WORK TO COMPLETE = Extract from the listing each line in which the word "Plug" appears.

___ EXERCISE MATERIAL ___

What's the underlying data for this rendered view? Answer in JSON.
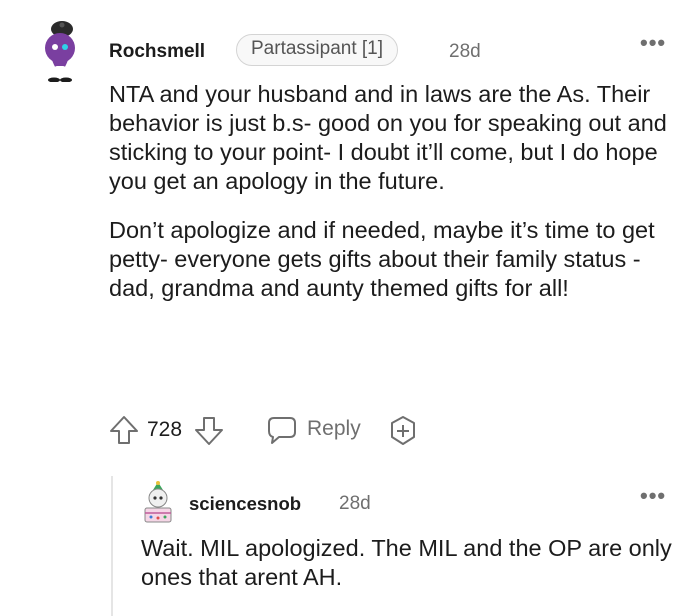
{
  "comment": {
    "username": "Rochsmell",
    "flair": "Partassipant [1]",
    "age": "28d",
    "more_icon": "more-dots-icon",
    "paragraphs": [
      "NTA and your husband and in laws are the As. Their behavior is just b.s- good on you for speaking out and sticking to your point- I doubt it’ll come, but I do hope you get an apology in the future.",
      "Don’t apologize and if needed, maybe it’s time to get petty- everyone gets gifts about their family status - dad, grandma and aunty themed gifts for all!"
    ],
    "votes": "728",
    "reply_label": "Reply",
    "avatar_icon": "purple-snoo-avatar-icon",
    "award_icon": "award-plus-icon"
  },
  "reply": {
    "username": "sciencesnob",
    "age": "28d",
    "more_icon": "more-dots-icon",
    "text": "Wait. MIL apologized. The MIL and the OP are only ones that arent AH.",
    "avatar_icon": "cake-snoo-avatar-icon"
  },
  "colors": {
    "text": "#1c1c1c",
    "muted": "#6f6f6f",
    "avatar_purple": "#7a3fa0",
    "thread_line": "#e5e5e5"
  }
}
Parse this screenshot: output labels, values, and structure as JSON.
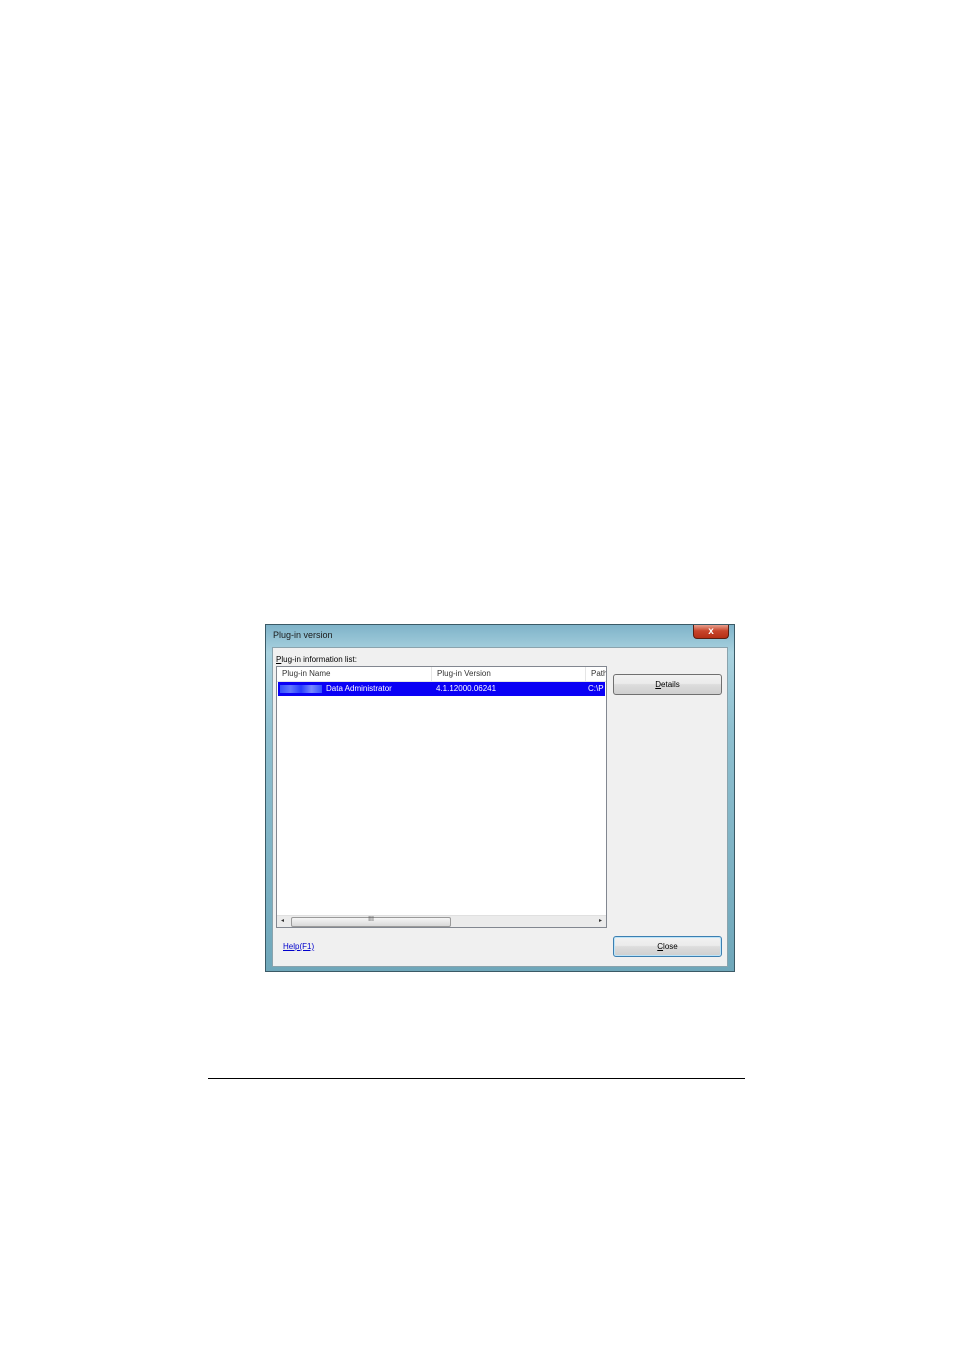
{
  "window": {
    "title": "Plug-in version",
    "close_label": "x"
  },
  "list": {
    "label_accel": "P",
    "label_rest": "lug-in information list:",
    "columns": [
      "Plug-in Name",
      "Plug-in Version",
      "Path"
    ],
    "rows": [
      {
        "name": "Data Administrator",
        "version": "4.1.12000.06241",
        "path": "C:\\P"
      }
    ],
    "scrollbar": {
      "left_arrow": "◂",
      "right_arrow": "▸",
      "grip": "III"
    }
  },
  "buttons": {
    "details_accel": "D",
    "details_rest": "etails",
    "close_accel": "C",
    "close_rest": "lose"
  },
  "help": {
    "label": "Help(F1)"
  },
  "colors": {
    "selection": "#0a00f5",
    "link": "#0000cc"
  }
}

___

REPLY TO THE TASK =
    "title": "Plug-in version",
      "Plug-in Name",
      "Plug-in Version",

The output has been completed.